# [REQUIRED TASK]
Print every line of the listing below verbatim, keeping each line in its original order.

# [GIVEN DATA]
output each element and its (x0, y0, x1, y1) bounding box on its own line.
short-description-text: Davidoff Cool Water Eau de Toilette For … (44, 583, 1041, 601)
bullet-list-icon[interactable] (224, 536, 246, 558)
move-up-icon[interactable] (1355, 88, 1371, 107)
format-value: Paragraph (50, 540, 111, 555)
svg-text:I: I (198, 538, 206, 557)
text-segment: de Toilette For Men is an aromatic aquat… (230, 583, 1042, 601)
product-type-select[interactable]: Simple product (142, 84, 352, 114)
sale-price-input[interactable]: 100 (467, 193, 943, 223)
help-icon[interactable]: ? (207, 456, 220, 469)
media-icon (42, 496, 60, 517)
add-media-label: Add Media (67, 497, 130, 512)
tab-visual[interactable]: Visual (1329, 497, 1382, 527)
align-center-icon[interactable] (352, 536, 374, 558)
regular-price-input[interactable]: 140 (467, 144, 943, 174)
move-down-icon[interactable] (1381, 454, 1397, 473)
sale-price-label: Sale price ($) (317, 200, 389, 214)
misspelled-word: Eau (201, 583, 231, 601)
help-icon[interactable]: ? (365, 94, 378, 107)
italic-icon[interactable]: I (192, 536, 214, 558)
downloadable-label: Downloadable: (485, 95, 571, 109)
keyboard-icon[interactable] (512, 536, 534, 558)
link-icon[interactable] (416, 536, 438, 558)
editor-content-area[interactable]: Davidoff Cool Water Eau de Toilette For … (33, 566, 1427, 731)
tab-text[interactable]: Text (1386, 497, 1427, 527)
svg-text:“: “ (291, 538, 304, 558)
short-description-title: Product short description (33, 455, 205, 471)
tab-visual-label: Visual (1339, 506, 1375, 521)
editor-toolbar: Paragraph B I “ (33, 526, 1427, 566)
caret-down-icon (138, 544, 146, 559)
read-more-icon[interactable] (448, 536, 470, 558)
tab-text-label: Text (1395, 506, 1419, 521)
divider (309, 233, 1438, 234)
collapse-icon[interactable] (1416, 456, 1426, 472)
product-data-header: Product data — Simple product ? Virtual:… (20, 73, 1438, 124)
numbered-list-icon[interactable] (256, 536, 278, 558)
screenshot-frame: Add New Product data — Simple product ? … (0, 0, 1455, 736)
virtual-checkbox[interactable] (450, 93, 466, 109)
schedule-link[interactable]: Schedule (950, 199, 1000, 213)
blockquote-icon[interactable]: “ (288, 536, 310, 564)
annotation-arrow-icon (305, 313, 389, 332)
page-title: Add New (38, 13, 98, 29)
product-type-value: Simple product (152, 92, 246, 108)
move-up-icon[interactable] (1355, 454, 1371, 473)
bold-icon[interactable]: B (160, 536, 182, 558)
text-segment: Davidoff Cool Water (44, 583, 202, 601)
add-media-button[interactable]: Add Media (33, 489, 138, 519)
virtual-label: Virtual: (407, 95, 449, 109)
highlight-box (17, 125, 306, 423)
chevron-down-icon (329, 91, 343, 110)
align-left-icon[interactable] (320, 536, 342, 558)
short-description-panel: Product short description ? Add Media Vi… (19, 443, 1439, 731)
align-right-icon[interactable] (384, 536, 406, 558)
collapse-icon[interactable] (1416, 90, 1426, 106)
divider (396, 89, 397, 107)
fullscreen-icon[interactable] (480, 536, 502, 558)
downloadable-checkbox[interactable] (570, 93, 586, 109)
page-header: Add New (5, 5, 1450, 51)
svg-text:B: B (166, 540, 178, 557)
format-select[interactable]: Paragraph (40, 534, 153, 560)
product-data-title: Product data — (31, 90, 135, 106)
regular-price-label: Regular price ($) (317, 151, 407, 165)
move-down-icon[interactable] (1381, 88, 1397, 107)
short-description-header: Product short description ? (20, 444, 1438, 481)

# [FINISHED EXERCISE]
output each element and its (x0, y0, x1, y1) bounding box on its own line.
short-description-text: Davidoff Cool Water Eau de Toilette For … (44, 583, 1041, 601)
bullet-list-icon[interactable] (224, 536, 246, 558)
move-up-icon[interactable] (1355, 88, 1371, 107)
format-value: Paragraph (50, 540, 111, 555)
svg-text:I: I (198, 538, 206, 557)
text-segment: de Toilette For Men is an aromatic aquat… (230, 583, 1042, 601)
product-type-select[interactable]: Simple product (142, 84, 352, 114)
sale-price-input[interactable]: 100 (467, 193, 943, 223)
help-icon[interactable]: ? (207, 456, 220, 469)
media-icon (42, 496, 60, 517)
add-media-label: Add Media (67, 497, 130, 512)
tab-visual[interactable]: Visual (1329, 497, 1382, 527)
align-center-icon[interactable] (352, 536, 374, 558)
regular-price-input[interactable]: 140 (467, 144, 943, 174)
move-down-icon[interactable] (1381, 454, 1397, 473)
sale-price-label: Sale price ($) (317, 200, 389, 214)
misspelled-word: Eau (201, 583, 231, 601)
help-icon[interactable]: ? (365, 94, 378, 107)
italic-icon[interactable]: I (192, 536, 214, 558)
downloadable-label: Downloadable: (485, 95, 571, 109)
keyboard-icon[interactable] (512, 536, 534, 558)
link-icon[interactable] (416, 536, 438, 558)
editor-content-area[interactable]: Davidoff Cool Water Eau de Toilette For … (33, 566, 1427, 731)
tab-text[interactable]: Text (1386, 497, 1427, 527)
svg-text:“: “ (291, 538, 304, 558)
short-description-title: Product short description (33, 455, 205, 471)
tab-visual-label: Visual (1339, 506, 1375, 521)
editor-toolbar: Paragraph B I “ (33, 526, 1427, 566)
caret-down-icon (138, 544, 146, 559)
read-more-icon[interactable] (448, 536, 470, 558)
tab-text-label: Text (1395, 506, 1419, 521)
divider (309, 233, 1438, 234)
collapse-icon[interactable] (1416, 456, 1426, 472)
product-data-header: Product data — Simple product ? Virtual:… (20, 73, 1438, 124)
numbered-list-icon[interactable] (256, 536, 278, 558)
screenshot-frame: Add New Product data — Simple product ? … (0, 0, 1455, 736)
virtual-checkbox[interactable] (450, 93, 466, 109)
schedule-link[interactable]: Schedule (950, 199, 1000, 213)
blockquote-icon[interactable]: “ (288, 536, 310, 564)
annotation-arrow-icon (305, 313, 389, 332)
page-title: Add New (38, 13, 98, 29)
product-type-value: Simple product (152, 92, 246, 108)
move-up-icon[interactable] (1355, 454, 1371, 473)
bold-icon[interactable]: B (160, 536, 182, 558)
text-segment: Davidoff Cool Water (44, 583, 202, 601)
add-media-button[interactable]: Add Media (33, 489, 138, 519)
virtual-label: Virtual: (407, 95, 449, 109)
highlight-box (17, 125, 306, 423)
chevron-down-icon (329, 91, 343, 110)
align-left-icon[interactable] (320, 536, 342, 558)
short-description-panel: Product short description ? Add Media Vi… (19, 443, 1439, 731)
align-right-icon[interactable] (384, 536, 406, 558)
collapse-icon[interactable] (1416, 90, 1426, 106)
divider (396, 89, 397, 107)
fullscreen-icon[interactable] (480, 536, 502, 558)
downloadable-checkbox[interactable] (570, 93, 586, 109)
page-header: Add New (5, 5, 1450, 51)
svg-text:B: B (166, 540, 178, 557)
format-select[interactable]: Paragraph (40, 534, 153, 560)
product-data-title: Product data — (31, 90, 135, 106)
regular-price-label: Regular price ($) (317, 151, 407, 165)
move-down-icon[interactable] (1381, 88, 1397, 107)
short-description-header: Product short description ? (20, 444, 1438, 481)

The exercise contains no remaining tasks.